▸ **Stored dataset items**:

┌──

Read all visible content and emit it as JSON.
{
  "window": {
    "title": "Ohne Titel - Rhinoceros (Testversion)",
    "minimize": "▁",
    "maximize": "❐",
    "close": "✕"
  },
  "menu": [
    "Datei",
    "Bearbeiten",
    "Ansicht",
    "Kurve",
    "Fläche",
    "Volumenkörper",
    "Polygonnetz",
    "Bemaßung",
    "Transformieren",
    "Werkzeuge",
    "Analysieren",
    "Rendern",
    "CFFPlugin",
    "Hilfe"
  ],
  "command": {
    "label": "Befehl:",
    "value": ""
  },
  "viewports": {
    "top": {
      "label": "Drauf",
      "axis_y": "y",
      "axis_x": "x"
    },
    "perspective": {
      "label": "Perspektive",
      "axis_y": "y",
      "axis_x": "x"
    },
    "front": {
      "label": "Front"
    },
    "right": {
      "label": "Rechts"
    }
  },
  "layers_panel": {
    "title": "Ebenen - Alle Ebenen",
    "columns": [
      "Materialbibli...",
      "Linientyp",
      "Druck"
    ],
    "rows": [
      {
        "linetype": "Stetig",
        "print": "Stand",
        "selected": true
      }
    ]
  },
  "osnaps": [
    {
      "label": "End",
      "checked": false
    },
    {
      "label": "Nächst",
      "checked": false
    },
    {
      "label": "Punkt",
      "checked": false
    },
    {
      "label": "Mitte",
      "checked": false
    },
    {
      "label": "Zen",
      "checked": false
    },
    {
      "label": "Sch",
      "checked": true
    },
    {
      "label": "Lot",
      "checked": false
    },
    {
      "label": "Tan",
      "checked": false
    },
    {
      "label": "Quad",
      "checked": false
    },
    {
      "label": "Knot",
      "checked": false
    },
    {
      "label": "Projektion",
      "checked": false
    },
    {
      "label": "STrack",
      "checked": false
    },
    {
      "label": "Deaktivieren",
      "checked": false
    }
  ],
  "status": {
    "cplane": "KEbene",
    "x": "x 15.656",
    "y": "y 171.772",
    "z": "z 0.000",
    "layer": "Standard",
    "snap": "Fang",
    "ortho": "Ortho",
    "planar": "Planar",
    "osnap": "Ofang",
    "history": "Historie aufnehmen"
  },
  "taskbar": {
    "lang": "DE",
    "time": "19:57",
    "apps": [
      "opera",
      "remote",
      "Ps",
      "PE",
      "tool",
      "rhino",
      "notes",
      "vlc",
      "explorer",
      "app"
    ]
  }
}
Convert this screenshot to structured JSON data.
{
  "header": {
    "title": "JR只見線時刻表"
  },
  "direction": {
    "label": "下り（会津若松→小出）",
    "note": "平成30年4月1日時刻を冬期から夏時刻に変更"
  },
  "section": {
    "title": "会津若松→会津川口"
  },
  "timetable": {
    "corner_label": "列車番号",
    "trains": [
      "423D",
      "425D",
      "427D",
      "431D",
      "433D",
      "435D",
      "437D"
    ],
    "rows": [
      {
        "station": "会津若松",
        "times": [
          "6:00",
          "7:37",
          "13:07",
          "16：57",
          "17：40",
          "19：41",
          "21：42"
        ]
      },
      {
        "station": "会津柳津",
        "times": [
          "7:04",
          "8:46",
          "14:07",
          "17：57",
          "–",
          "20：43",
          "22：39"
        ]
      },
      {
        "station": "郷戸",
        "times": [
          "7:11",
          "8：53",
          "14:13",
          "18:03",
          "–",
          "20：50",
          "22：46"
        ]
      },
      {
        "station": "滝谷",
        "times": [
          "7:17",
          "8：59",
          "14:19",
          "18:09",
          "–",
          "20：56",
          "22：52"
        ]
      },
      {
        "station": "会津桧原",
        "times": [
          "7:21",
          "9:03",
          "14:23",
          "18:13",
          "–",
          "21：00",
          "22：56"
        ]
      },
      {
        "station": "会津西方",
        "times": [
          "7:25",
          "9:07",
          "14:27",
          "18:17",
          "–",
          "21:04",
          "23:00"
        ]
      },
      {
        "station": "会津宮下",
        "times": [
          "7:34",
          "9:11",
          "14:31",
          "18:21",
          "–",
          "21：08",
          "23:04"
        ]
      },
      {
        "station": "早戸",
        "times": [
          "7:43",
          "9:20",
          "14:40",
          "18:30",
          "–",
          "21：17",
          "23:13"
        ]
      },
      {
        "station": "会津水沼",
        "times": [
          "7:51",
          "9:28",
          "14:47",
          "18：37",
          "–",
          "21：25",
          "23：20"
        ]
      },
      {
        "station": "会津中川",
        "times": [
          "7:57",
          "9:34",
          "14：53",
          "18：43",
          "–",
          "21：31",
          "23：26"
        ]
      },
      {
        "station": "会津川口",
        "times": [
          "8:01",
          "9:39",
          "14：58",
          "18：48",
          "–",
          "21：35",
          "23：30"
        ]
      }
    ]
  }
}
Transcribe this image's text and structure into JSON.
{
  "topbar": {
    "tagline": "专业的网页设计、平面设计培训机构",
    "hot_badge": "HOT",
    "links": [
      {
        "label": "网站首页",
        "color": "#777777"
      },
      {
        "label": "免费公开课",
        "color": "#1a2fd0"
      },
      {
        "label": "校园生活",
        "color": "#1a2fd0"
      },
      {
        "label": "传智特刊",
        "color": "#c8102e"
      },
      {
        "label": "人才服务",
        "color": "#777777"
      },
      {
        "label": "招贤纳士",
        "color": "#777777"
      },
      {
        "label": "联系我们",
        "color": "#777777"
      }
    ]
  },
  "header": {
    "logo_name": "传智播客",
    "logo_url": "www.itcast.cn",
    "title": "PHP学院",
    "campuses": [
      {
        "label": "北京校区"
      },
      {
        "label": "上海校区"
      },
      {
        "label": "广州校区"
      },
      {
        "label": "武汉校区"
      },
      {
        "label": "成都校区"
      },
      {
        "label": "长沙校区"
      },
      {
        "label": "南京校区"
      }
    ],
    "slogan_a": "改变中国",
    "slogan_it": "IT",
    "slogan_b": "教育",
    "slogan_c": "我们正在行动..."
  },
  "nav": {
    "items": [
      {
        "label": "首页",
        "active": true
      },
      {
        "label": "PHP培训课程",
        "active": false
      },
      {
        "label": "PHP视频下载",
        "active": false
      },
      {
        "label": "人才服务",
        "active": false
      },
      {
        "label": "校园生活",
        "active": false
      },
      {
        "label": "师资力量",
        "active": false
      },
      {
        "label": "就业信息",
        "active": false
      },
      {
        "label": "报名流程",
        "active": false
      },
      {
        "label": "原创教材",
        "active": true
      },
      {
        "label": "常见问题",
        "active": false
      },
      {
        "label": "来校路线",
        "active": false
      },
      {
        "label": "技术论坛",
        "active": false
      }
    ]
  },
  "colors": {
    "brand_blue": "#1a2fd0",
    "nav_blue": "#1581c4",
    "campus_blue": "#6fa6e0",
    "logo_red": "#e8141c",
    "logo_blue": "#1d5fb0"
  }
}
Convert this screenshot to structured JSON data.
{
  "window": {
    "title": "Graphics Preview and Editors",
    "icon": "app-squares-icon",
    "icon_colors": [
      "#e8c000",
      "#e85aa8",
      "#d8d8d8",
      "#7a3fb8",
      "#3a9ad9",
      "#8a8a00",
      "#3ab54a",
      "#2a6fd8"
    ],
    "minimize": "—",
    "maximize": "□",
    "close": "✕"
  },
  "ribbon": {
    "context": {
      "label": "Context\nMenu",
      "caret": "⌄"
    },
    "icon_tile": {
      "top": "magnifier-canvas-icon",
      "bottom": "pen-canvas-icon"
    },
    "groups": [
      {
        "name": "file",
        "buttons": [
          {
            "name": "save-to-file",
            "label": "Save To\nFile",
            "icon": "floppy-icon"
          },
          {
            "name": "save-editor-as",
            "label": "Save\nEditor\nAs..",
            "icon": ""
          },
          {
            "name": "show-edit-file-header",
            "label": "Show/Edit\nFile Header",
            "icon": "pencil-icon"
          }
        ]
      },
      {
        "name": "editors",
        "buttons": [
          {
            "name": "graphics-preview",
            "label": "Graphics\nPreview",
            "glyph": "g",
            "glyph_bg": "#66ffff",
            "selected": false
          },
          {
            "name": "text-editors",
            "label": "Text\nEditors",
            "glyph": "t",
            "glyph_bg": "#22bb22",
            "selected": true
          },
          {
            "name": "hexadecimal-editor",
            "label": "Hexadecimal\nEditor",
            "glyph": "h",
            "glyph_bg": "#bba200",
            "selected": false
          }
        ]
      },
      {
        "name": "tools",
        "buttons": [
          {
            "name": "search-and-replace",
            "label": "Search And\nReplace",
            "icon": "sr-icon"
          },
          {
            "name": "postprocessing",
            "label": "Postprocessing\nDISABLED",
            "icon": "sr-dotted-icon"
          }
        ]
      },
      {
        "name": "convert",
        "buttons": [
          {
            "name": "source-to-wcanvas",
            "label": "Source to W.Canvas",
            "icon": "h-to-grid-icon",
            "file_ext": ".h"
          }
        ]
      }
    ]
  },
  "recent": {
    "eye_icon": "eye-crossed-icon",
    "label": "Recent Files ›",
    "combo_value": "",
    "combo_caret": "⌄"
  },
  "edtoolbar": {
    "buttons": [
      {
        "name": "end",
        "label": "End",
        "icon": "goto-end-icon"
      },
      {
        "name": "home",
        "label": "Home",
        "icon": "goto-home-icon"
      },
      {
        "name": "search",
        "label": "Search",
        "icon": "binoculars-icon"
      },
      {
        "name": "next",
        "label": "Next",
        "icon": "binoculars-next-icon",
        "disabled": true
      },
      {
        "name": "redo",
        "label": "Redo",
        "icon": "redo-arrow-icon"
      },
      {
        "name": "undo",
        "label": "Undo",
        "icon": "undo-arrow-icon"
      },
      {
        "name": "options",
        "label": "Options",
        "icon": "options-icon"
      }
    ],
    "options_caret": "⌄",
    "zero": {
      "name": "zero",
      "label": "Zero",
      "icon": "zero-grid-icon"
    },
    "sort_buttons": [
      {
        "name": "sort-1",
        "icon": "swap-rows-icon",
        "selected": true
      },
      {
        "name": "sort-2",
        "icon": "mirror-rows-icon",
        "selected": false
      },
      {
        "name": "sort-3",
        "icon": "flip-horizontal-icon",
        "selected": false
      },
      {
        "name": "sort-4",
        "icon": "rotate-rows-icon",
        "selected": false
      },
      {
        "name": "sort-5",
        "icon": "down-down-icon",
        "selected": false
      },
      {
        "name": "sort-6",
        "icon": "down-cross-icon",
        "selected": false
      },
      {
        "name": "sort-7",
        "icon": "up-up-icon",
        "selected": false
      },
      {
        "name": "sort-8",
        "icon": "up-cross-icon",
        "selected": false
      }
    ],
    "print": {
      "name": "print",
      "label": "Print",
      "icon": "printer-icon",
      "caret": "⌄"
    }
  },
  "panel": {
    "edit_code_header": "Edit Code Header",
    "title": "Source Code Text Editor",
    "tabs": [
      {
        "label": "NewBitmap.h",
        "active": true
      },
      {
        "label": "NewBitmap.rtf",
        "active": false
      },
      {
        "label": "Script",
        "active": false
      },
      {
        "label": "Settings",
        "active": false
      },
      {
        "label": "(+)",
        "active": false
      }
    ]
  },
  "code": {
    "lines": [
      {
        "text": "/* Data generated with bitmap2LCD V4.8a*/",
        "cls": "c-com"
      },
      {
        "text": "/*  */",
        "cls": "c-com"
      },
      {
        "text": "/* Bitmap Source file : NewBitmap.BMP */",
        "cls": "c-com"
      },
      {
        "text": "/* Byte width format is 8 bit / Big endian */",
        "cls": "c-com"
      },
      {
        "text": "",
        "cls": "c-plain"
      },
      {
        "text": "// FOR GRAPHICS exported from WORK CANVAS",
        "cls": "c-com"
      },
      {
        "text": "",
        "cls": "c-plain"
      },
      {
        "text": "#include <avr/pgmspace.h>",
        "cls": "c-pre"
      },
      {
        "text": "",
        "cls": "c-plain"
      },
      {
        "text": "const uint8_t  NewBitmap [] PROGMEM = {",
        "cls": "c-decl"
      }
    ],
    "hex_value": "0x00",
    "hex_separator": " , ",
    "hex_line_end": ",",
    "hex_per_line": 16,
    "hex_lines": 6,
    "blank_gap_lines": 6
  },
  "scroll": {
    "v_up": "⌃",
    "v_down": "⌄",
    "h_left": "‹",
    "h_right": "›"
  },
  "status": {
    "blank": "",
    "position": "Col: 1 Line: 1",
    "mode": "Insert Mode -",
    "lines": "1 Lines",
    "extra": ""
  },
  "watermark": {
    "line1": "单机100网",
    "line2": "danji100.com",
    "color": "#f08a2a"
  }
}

└──

▸ **Exercise**: Scan the material and collect every line that contains "NewBitmap".

▸ **Expected output**:
        "label": "NewBitmap.h",
        "label": "NewBitmap.rtf",
        "text": "/* Bitmap Source file : NewBitmap.BMP */",
        "text": "const uint8_t  NewBitmap [] PROGMEM = {",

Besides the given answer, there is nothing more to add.